§ **Entries from a dataset**
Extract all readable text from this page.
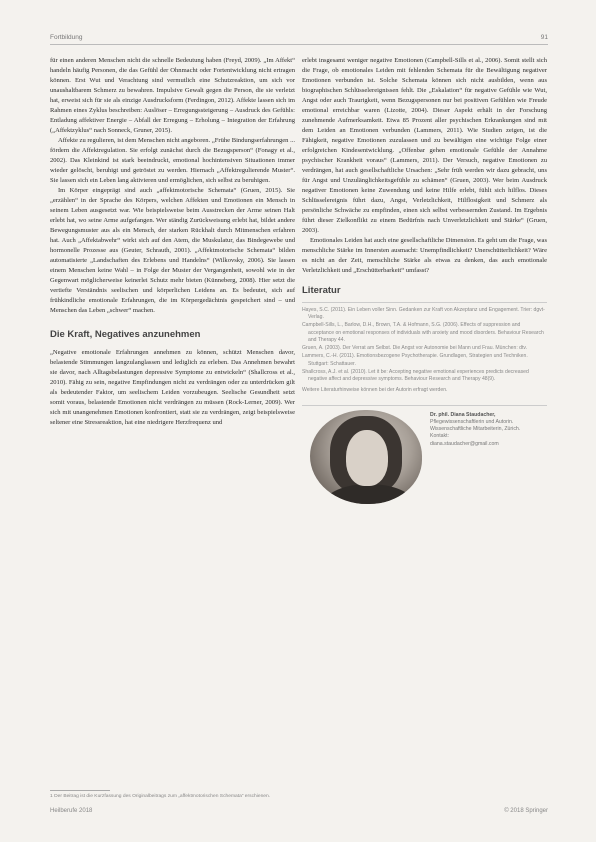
Fortbildung	91

für einen anderen Menschen nicht die schnelle Bedeutung haben (Freyd, 2009). „Im Affekt“ handeln häufig Personen, die das Gefühl der Ohnmacht oder Fortentwicklung nicht ertragen können. Erst Wut und Verachtung sind vermutlich eine Schutzreaktion, um sich vor unaushaltbarem Schmerz zu bewahren. Impulsive Gewalt gegen die Person, die sie verletzt hat, erweist sich für sie als einzige Ausdrucksform (Ferdingon, 2012). Affekte lassen sich im Rahmen eines Zyklus beschreiben: Auslöser – Erregungssteigerung – Ausdruck des Gefühls: Entladung affektiver Energie – Abfall der Erregung – Erholung – Integration der Erfahrung („Affektzyklus“ nach Sonneck, Gruner, 2015).

Affekte zu regulieren, ist dem Menschen nicht angeboren. „Frühe Bindungserfahrungen ... fördern die Affektregulation. Sie erfolgt zunächst durch die Bezugsperson“ (Fonagy et al., 2002). Das Kleinkind ist stark beeindruckt, emotional hochintensiven Situationen immer wieder gelöscht, beruhigt und getröstet zu werden. Hiernach „Affektregulierende Muster“. Sie lassen sich ein Leben lang aktivieren und ermöglichen, sich selbst zu beruhigen.

Im Körper eingeprägt sind auch „affektmotorische Schemata“ (Gruen, 2015). Sie „erzählen“ in der Sprache des Körpers, welchen Affekten und Emotionen ein Mensch in seinem Leben ausgesetzt war. Wie beispielsweise beim Ausstrecken der Arme seinen Halt erlebt hat, wo seine Arme aufgefangen. Wer ständig Zurückweisung erlebt hat, bildet andere Bewegungsmuster aus als ein Mensch, der starken Rückhalt durch Mitmenschen erfahren hat. Auch „Affektabwehr“ wirkt sich auf den Atem, die Muskulatur, das Bindegewebe und hormonelle Prozesse aus (Geuter, Schrauth, 2001). „Affektmotorische Schemata“ bilden automatisierte „Landschaften des Erlebens und Handelns“ (Wilkovsky, 2006). Sie lassen einem Menschen keine Wahl – in Folge der Muster der Vergangenheit, sowohl wie in der Gegenwart möglicherweise keinerlei Schutz mehr bieten (Künneberg, 2008). Hier setzt die vertiefte Verständnis seelischen und körperlichen Leidens an. Es bedeutet, sich auf frühkindliche emotionale Erfahrungen, die im Körpergedächtnis gespeichert sind – und Menschen das Leben „schwer“ machen.

Die Kraft, Negatives anzunehmen

„Negative emotionale Erfahrungen annehmen zu können, schützt Menschen davor, belastende Stimmungen langzulanglassen und lediglich zu erleben. Das Annehmen bewahrt sie davor, nach Alltagsbelastungen depressive Symptome zu entwickeln“ (Shallcross et al., 2010). Fähig zu sein, negative Empfindungen nicht zu verdrängen oder zu unterdrücken gilt als bedeutender Faktor, um seelischem Leiden vorzubeugen. Seelische Gesundheit setzt somit voraus, belastende Emotionen nicht verdrängen zu müssen (Rock-Lerner, 2009). Wer sich mit unangenehmen Emotionen konfrontiert, statt sie zu verdrängen, zeigt beispielsweise seltener eine Stressreaktion, hat eine niedrigere Herzfrequenz und

erlebt insgesamt weniger negative Emotionen (Campbell-Sills et al., 2006). Somit stellt sich die Frage, ob emotionales Leiden mit fehlenden Schemata für die Bewältigung negativer Emotionen verbunden ist. Solche Schemata können sich nicht ausbilden, wenn aus biographischen Schlüsselereignissen fehlt. Die „Eskalation“ für negative Gefühle wie Wut, Angst oder auch Traurigkeit, wenn Bezugspersonen nur bei positiven Gefühlen wie Freude emotional erreichbar waren (Lizotte, 2004). Dieser Aspekt erhält in der Forschung zunehmende Aufmerksamkeit. Etwa 85 Prozent aller psychischen Erkrankungen sind mit dem Leiden an Emotionen verbunden (Lammers, 2011). Wie Studien zeigen, ist die Fähigkeit, negative Emotionen zuzulassen und zu bewältigen eine wichtige Folge einer erfolgreichen Kindesentwicklung. „Offenbar gehen emotionale Gefühle der Annahme psychischer Krankheit voraus“ (Lammers, 2011). Der Versuch, negative Emotionen zu verdrängen, hat auch gesellschaftliche Ursachen: „Sehr früh werden wir dazu gebracht, uns für Angst und Unzulänglichkeitsgefühle zu schämen“ (Gruen, 2003). Wer beim Ausdruck negativer Emotionen keine Zuwendung und keine Hilfe erlebt, fühlt sich hilflos. Dieses Schlüsselereignis führt dazu, Angst, Verletzlichkeit, Hilflosigkeit und Schmerz als persönliche Schwäche zu empfinden, einen sich selbst verbessernden Zustand. Im Ergebnis führt dieser Zielkonflikt zu einem Bedürfnis nach Unverletzlichkeit und Stärke“ (Gruen, 2003).

Emotionales Leiden hat auch eine gesellschaftliche Dimension. Es geht um die Frage, was menschliche Stärke im Innersten ausmacht: Unempfindlichkeit? Unerschütterlichkeit? Wäre es nicht an der Zeit, menschliche Stärke als etwas zu denken, das auch emotionale Verletzlichkeit und „Erschütterbarkeit“ umfasst?

Literatur
Hayes, S.C. (2011). Ein Leben voller Sinn. Gedanken zur Kraft von Akzeptanz und Engagement. Trier: dgvt-Verlag.
Campbell-Sills, L., Barlow, D.H., Brown, T.A. & Hofmann, S.G. (2006). Effects of suppression and acceptance on emotional responses of individuals with anxiety and mood disorders. Behaviour Research and Therapy 44.
Gruen, A. (2003). Der Verrat am Selbst. Die Angst vor Autonomie bei Mann und Frau. München: dtv.
Lammers, C.-H. (2011). Emotionsbezogene Psychotherapie. Grundlagen, Strategien und Techniken. Stuttgart: Schattauer.
Shallcross, A.J. et al. (2010). Let it be: Accepting negative emotional experiences predicts decreased negative affect and depressive symptoms. Behaviour Research and Therapy 48(9).
Weitere Literaturhinweise können bei der Autorin erfragt werden.
Dr. phil. Diana Staudacher,
Pflegewissenschaftlerin und Autorin.
Wissenschaftliche Mitarbeiterin, Zürich.
Kontakt:
diana.staudacher@gmail.com
1 Der Beitrag ist die Kurzfassung des Originalbeitrags zum „affektmotorischen Schemata“ erschienen.
Heilberufe 2018	© 2018 Springer
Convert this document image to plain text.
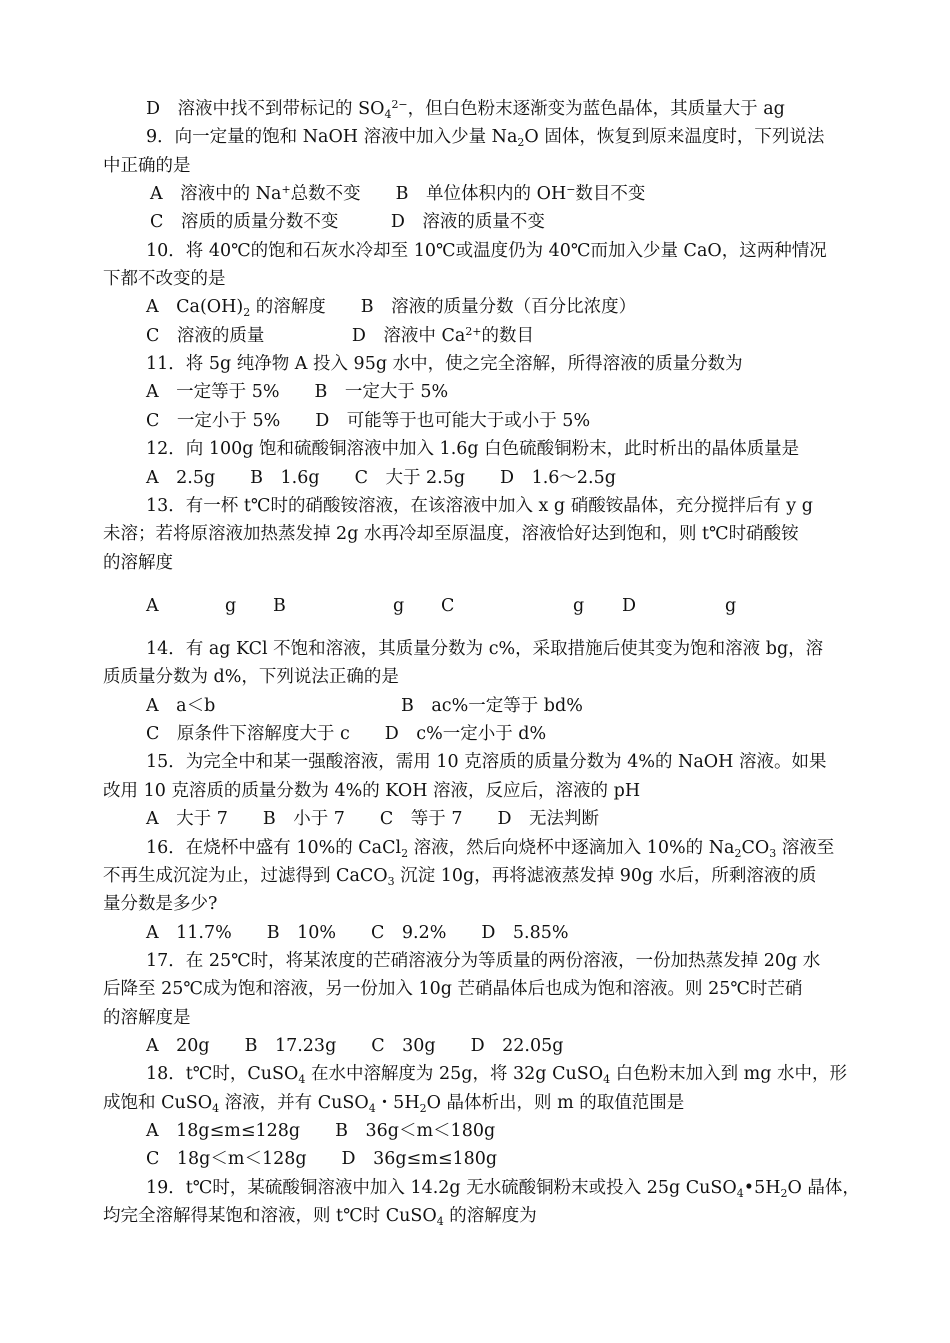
D　溶液中找不到带标记的 $SO_4^{2-}$，但白色粉末逐渐变为蓝色晶体，其质量大于 ag
9．向一定量的饱和 NaOH 溶液中加入少量 $Na_2O$ 固体，恢复到原来温度时，下列说法
中正确的是
A　溶液中的 Na+总数不变　　B　单位体积内的 OH−数目不变
C　溶质的质量分数不变　　　D　溶液的质量不变
10．将 40℃的饱和石灰水冷却至 10℃或温度仍为 40℃而加入少量 CaO，这两种情况
下都不改变的是
A　$Ca(OH)_2$ 的溶解度　　B　溶液的质量分数（百分比浓度）
C　溶液的质量　　　　　D　溶液中 $Ca^{2+}$的数目
11．将 5g 纯净物 A 投入 95g 水中，使之完全溶解，所得溶液的质量分数为
A　一定等于 5%　　B　一定大于 5%
C　一定小于 5%　　D　可能等于也可能大于或小于 5%
12．向 100g 饱和硫酸铜溶液中加入 1.6g 白色硫酸铜粉末，此时析出的晶体质量是
A　2.5g　　B　1.6g　　C　大于 2.5g　　D　1.6～2.5g
13．有一杯 t℃时的硝酸铵溶液，在该溶液中加入 x g 硝酸铵晶体，充分搅拌后有 y g
未溶；若将原溶液加热蒸发掉 2g 水再冷却至原温度，溶液恰好达到饱和，则 t℃时硝酸铵
的溶解度
A	g B	g C	g D	g
14．有 ag KCl 不饱和溶液，其质量分数为 c%，采取措施后使其变为饱和溶液 bg，溶
质质量分数为 d%，下列说法正确的是
A　a＜b	B　ac%一定等于 bd%
C　原条件下溶解度大于 c　　D　c%一定小于 d%
15．为完全中和某一强酸溶液，需用 10 克溶质的质量分数为 4%的 NaOH 溶液。如果
改用 10 克溶质的质量分数为 4%的 KOH 溶液，反应后，溶液的 pH
A　大于 7　　B　小于 7　　C　等于 7　　D　无法判断
16．在烧杯中盛有 10%的 CaCl$_2$ 溶液，然后向烧杯中逐滴加入 10%的 $Na_2CO_3$ 溶液至
不再生成沉淀为止，过滤得到 CaCO$_3$ 沉淀 10g，再将滤液蒸发掉 90g 水后，所剩溶液的质
量分数是多少?
A　11.7%　　B　10%　　C　9.2%　　D　5.85%
17．在 25℃时，将某浓度的芒硝溶液分为等质量的两份溶液，一份加热蒸发掉 20g 水
后降至 25℃成为饱和溶液，另一份加入 10g 芒硝晶体后也成为饱和溶液。则 25℃时芒硝
的溶解度是
A　20g　　B　17.23g　　C　30g　　D　22.05g
18．t℃时，CuSO$_4$ 在水中溶解度为 25g，将 32g CuSO$_4$ 白色粉末加入到 mg 水中，形
成饱和 CuSO$_4$ 溶液，并有 CuSO$_4$・$5H_2O$ 晶体析出，则 m 的取值范围是
A　18g≤m≤128g　　B　36g＜m＜180g
C　18g＜m＜128g　　D　36g≤m≤180g
19．t℃时，某硫酸铜溶液中加入 14.2g 无水硫酸铜粉末或投入 25g $CuSO_4•5H_2O$ 晶体，
均完全溶解得某饱和溶液，则 t℃时 CuSO$_4$ 的溶解度为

§ **What to produce**
Leave out all pictures and extract exactly the lines from the line with "Convert this document image to plain text." through the end of the material.

§ **Answer to the problem**
Convert this document image to plain text.
D　溶液中找不到带标记的 $SO_4^{2-}$，但白色粉末逐渐变为蓝色晶体，其质量大于 ag
9．向一定量的饱和 NaOH 溶液中加入少量 $Na_2O$ 固体，恢复到原来温度时，下列说法
中正确的是
A　溶液中的 Na+总数不变　　B　单位体积内的 OH−数目不变
C　溶质的质量分数不变　　　D　溶液的质量不变
10．将 40℃的饱和石灰水冷却至 10℃或温度仍为 40℃而加入少量 CaO，这两种情况
下都不改变的是
A　$Ca(OH)_2$ 的溶解度　　B　溶液的质量分数（百分比浓度）
C　溶液的质量　　　　　D　溶液中 $Ca^{2+}$的数目
11．将 5g 纯净物 A 投入 95g 水中，使之完全溶解，所得溶液的质量分数为
A　一定等于 5%　　B　一定大于 5%
C　一定小于 5%　　D　可能等于也可能大于或小于 5%
12．向 100g 饱和硫酸铜溶液中加入 1.6g 白色硫酸铜粉末，此时析出的晶体质量是
A　2.5g　　B　1.6g　　C　大于 2.5g　　D　1.6～2.5g
13．有一杯 t℃时的硝酸铵溶液，在该溶液中加入 x g 硝酸铵晶体，充分搅拌后有 y g
未溶；若将原溶液加热蒸发掉 2g 水再冷却至原温度，溶液恰好达到饱和，则 t℃时硝酸铵
的溶解度
A	g B	g C	g D	g
14．有 ag KCl 不饱和溶液，其质量分数为 c%，采取措施后使其变为饱和溶液 bg，溶
质质量分数为 d%，下列说法正确的是
A　a＜b	B　ac%一定等于 bd%
C　原条件下溶解度大于 c　　D　c%一定小于 d%
15．为完全中和某一强酸溶液，需用 10 克溶质的质量分数为 4%的 NaOH 溶液。如果
改用 10 克溶质的质量分数为 4%的 KOH 溶液，反应后，溶液的 pH
A　大于 7　　B　小于 7　　C　等于 7　　D　无法判断
16．在烧杯中盛有 10%的 CaCl$_2$ 溶液，然后向烧杯中逐滴加入 10%的 $Na_2CO_3$ 溶液至
不再生成沉淀为止，过滤得到 CaCO$_3$ 沉淀 10g，再将滤液蒸发掉 90g 水后，所剩溶液的质
量分数是多少?
A　11.7%　　B　10%　　C　9.2%　　D　5.85%
17．在 25℃时，将某浓度的芒硝溶液分为等质量的两份溶液，一份加热蒸发掉 20g 水
后降至 25℃成为饱和溶液，另一份加入 10g 芒硝晶体后也成为饱和溶液。则 25℃时芒硝
的溶解度是
A　20g　　B　17.23g　　C　30g　　D　22.05g
18．t℃时，CuSO$_4$ 在水中溶解度为 25g，将 32g CuSO$_4$ 白色粉末加入到 mg 水中，形
成饱和 CuSO$_4$ 溶液，并有 CuSO$_4$・$5H_2O$ 晶体析出，则 m 的取值范围是
A　18g≤m≤128g　　B　36g＜m＜180g
C　18g＜m＜128g　　D　36g≤m≤180g
19．t℃时，某硫酸铜溶液中加入 14.2g 无水硫酸铜粉末或投入 25g $CuSO_4•5H_2O$ 晶体，
均完全溶解得某饱和溶液，则 t℃时 CuSO$_4$ 的溶解度为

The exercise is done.